RECORDS ->
##########

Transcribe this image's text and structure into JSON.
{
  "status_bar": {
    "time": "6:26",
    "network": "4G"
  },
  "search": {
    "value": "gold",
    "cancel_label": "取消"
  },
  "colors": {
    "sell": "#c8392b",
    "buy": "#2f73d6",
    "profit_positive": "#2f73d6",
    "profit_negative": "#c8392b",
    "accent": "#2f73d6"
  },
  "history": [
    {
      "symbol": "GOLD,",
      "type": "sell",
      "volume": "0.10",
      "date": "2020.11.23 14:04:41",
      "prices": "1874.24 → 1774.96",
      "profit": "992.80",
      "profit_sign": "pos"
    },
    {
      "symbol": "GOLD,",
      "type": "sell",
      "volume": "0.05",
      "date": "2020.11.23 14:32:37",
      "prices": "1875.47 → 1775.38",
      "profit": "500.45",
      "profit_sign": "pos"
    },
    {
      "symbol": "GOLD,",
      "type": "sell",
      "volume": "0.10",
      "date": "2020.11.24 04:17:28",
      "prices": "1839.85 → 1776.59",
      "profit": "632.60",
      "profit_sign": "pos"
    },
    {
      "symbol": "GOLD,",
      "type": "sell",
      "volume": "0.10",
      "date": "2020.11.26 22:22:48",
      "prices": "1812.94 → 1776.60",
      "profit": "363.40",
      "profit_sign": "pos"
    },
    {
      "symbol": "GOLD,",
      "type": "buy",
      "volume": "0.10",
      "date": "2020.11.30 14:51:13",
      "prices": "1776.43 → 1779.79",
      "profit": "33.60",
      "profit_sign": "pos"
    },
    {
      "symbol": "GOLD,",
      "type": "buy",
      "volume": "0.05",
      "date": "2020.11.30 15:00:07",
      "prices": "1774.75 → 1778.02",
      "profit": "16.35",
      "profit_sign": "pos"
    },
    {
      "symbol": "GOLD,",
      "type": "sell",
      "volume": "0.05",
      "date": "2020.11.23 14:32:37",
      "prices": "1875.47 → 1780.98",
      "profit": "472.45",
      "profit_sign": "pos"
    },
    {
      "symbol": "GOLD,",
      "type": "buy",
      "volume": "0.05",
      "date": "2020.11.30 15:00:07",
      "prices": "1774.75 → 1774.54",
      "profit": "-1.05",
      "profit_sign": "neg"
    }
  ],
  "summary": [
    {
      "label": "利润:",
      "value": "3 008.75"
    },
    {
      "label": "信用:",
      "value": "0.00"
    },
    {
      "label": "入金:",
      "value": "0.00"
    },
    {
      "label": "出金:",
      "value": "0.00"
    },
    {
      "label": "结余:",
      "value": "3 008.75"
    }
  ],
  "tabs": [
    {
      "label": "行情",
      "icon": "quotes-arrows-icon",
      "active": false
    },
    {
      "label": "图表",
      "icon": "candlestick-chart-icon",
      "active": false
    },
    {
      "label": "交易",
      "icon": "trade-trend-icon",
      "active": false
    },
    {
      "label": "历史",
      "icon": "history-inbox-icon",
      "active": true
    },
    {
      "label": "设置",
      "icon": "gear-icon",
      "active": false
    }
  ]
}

##########

DIRECTIONS FOR THIS TASK -> Look through the entries above and report each line where the string "icon" occurs.

ANSWER FOR THE TASK ->
      "icon": "quotes-arrows-icon",
      "icon": "candlestick-chart-icon",
      "icon": "trade-trend-icon",
      "icon": "history-inbox-icon",
      "icon": "gear-icon",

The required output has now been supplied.